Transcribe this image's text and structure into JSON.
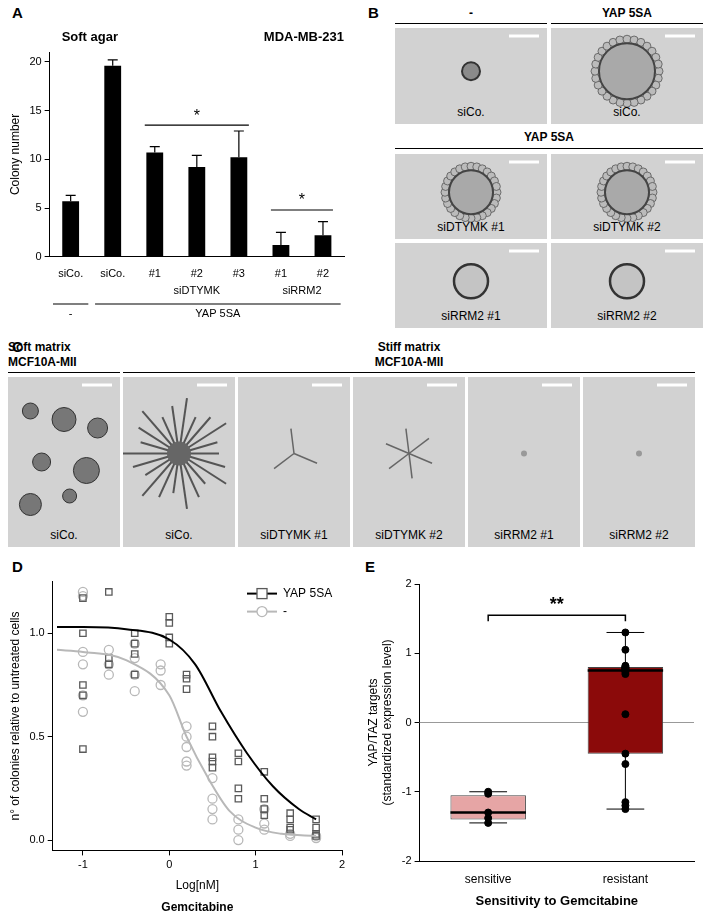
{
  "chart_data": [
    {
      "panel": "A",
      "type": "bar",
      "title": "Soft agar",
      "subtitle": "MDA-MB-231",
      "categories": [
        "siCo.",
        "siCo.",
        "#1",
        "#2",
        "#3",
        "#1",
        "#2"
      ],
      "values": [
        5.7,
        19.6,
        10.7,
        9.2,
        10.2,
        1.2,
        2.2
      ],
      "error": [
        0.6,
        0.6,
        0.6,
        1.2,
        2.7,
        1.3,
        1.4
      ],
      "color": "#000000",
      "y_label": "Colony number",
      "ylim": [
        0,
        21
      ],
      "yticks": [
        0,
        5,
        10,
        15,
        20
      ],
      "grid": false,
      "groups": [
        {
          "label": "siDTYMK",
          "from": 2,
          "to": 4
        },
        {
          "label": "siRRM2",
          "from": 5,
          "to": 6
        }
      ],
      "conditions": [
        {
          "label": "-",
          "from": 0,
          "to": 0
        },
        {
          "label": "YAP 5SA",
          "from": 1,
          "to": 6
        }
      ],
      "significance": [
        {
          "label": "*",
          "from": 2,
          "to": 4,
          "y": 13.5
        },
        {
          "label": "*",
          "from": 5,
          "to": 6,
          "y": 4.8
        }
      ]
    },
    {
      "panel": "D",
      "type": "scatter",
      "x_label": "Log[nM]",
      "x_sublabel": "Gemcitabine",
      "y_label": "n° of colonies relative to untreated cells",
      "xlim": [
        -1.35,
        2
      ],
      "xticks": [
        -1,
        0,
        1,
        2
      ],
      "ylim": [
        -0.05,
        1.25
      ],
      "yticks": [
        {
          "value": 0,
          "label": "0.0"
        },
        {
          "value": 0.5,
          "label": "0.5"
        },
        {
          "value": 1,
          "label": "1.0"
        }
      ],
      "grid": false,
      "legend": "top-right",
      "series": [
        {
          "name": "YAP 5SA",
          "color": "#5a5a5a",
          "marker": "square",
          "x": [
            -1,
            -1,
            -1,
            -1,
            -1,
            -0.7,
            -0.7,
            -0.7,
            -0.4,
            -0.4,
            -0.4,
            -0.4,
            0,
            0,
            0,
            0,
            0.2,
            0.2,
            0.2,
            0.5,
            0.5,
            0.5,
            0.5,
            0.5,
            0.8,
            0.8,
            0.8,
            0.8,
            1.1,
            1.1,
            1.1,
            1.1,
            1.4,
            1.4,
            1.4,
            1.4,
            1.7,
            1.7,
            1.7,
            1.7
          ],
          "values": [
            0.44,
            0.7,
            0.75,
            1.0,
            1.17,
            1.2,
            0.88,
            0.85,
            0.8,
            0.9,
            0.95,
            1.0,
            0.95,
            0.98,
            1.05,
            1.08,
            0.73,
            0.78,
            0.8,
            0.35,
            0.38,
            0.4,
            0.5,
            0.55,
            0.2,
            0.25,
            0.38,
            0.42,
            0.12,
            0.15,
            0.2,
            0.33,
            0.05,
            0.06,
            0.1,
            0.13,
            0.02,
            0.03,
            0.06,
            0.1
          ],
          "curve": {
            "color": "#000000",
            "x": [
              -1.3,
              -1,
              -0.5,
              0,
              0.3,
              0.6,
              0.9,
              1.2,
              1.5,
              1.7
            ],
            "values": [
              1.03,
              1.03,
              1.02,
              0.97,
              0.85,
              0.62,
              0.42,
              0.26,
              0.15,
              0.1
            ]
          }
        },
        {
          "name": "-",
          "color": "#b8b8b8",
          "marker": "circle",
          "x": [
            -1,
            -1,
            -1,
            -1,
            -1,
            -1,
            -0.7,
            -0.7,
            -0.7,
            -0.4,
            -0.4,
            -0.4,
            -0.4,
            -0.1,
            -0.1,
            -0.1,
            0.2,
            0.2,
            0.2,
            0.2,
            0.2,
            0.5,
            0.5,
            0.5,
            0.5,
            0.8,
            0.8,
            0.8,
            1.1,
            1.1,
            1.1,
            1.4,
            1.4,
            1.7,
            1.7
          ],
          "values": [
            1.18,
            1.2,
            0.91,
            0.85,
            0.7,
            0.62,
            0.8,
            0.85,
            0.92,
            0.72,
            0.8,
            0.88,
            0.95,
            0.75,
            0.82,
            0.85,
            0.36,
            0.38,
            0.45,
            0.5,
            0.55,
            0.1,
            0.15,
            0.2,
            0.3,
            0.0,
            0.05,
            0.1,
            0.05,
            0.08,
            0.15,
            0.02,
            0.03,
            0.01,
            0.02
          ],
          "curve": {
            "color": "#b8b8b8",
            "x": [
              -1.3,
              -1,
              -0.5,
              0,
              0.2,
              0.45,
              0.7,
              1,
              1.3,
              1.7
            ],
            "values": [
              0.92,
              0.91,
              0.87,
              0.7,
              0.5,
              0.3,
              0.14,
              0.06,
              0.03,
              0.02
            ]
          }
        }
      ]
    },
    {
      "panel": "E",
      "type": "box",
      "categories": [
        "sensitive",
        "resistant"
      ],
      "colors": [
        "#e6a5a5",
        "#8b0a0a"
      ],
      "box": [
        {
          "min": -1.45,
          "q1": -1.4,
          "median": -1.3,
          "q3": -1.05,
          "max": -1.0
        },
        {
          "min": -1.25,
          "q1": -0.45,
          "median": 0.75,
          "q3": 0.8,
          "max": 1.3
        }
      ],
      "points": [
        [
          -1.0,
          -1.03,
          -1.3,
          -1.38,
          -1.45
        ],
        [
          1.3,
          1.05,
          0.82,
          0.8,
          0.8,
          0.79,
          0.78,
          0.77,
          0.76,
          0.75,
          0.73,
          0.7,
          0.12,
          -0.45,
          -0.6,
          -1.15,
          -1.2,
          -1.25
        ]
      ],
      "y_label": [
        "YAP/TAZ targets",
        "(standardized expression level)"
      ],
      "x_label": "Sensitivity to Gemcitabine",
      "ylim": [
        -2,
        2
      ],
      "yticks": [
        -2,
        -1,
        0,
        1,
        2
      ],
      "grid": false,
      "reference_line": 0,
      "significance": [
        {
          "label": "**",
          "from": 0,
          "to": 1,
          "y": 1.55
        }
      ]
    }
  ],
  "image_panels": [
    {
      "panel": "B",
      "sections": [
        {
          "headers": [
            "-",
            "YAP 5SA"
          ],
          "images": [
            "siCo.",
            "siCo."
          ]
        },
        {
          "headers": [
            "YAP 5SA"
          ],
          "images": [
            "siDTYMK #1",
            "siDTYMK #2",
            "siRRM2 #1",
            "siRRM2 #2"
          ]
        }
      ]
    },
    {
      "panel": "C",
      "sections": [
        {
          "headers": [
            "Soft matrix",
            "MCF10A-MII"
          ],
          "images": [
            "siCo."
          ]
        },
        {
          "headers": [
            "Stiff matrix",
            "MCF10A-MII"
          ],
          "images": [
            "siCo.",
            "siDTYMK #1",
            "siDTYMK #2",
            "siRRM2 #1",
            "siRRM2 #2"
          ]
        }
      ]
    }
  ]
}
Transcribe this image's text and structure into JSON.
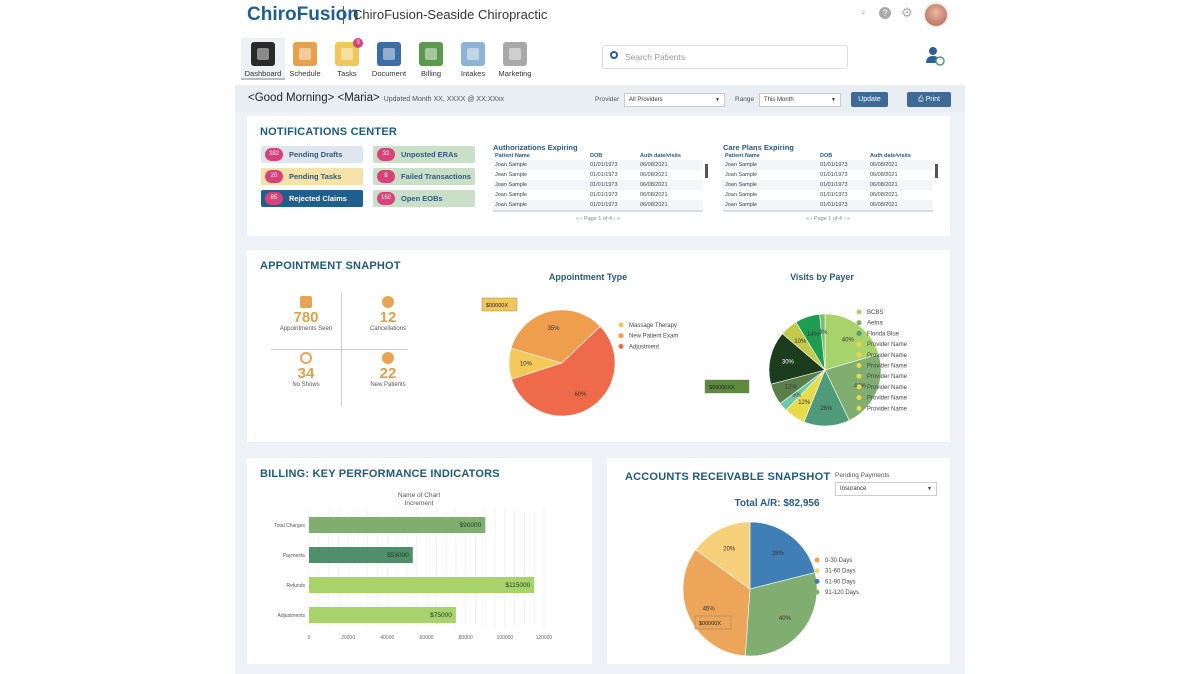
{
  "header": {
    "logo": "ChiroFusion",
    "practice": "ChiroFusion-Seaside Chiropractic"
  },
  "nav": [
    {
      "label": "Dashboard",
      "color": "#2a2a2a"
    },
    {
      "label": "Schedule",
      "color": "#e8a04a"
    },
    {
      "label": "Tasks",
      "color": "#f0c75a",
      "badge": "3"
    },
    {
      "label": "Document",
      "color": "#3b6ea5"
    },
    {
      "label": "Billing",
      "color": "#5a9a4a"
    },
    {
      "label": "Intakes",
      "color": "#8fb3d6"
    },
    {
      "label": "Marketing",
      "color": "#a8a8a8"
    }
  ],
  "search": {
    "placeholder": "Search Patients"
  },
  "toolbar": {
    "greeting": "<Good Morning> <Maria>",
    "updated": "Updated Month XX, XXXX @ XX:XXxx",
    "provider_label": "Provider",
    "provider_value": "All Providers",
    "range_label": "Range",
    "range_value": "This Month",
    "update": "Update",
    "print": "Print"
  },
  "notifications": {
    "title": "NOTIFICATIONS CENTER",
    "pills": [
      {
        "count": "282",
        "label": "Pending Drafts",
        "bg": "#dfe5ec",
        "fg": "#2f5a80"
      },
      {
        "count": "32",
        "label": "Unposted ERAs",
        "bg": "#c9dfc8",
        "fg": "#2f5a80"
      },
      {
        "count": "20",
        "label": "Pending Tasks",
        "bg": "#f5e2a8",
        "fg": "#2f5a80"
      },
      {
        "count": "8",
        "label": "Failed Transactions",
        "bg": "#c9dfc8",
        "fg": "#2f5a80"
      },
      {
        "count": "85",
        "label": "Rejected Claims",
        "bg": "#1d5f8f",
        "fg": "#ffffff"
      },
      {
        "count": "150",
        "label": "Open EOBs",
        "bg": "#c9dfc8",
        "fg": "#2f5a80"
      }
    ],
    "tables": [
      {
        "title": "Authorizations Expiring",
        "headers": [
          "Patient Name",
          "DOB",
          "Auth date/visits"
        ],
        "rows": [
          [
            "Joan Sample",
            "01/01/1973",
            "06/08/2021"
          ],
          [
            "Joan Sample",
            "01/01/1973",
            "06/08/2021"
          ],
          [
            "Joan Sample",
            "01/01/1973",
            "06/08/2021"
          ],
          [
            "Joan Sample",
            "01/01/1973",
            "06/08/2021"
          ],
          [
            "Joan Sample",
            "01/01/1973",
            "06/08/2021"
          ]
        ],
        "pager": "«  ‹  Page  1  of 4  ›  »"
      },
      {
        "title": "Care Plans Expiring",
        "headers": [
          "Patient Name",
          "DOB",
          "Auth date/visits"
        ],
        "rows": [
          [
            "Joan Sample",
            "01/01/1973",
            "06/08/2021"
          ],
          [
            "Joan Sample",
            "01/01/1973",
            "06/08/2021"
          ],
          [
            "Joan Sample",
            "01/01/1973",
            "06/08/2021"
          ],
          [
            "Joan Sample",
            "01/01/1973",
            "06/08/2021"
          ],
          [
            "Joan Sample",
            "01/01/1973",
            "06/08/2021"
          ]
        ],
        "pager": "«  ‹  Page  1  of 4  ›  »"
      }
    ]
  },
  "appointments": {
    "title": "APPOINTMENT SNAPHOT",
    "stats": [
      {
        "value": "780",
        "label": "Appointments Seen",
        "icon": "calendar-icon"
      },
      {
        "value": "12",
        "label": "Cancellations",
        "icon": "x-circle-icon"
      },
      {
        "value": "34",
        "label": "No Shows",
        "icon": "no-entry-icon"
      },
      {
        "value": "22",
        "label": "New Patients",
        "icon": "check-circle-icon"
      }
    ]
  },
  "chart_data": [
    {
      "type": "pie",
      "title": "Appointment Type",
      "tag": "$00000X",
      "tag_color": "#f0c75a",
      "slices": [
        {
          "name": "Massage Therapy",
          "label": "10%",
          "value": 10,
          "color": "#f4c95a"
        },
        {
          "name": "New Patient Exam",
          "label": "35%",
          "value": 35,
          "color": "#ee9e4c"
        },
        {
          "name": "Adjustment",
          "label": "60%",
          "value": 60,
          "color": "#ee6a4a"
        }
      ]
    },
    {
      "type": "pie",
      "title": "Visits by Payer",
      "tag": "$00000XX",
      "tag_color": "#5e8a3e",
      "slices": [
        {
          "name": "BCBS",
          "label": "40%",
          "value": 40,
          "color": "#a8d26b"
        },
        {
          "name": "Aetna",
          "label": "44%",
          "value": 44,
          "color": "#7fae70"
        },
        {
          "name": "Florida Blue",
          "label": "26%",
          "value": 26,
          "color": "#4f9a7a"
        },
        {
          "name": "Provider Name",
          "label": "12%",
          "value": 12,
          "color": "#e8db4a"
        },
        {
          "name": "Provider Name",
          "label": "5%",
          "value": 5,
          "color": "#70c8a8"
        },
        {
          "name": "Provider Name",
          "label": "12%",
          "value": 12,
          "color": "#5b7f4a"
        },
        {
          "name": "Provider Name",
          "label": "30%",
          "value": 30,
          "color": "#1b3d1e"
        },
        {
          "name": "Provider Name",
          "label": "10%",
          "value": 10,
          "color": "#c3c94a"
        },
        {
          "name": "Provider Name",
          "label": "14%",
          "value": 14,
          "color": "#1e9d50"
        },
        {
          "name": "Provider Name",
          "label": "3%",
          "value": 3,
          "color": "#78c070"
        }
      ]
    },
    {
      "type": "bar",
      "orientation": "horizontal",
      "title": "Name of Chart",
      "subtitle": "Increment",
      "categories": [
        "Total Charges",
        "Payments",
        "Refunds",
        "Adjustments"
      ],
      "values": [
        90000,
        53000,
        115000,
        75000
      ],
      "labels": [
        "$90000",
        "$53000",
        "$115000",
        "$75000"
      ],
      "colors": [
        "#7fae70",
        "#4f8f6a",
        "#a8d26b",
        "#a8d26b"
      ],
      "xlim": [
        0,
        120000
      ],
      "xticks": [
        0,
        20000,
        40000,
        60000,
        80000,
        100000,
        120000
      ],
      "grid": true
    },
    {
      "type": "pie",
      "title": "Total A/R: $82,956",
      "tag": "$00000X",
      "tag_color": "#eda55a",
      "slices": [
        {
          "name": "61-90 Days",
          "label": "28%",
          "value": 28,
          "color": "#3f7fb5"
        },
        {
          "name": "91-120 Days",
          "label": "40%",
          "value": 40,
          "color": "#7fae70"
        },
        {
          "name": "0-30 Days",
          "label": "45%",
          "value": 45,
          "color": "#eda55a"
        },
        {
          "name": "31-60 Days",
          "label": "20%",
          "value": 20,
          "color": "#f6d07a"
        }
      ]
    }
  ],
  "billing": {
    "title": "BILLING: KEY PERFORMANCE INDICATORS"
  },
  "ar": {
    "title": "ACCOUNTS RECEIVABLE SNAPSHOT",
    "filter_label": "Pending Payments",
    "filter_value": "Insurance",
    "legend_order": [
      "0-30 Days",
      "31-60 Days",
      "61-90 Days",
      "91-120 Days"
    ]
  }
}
# # # #
If a line in the listing contains the string "Gemcitabine", copy it.

      "x_sublabel": "Gemcitabine",
      "x_label": "Sensitivity to Gemcitabine",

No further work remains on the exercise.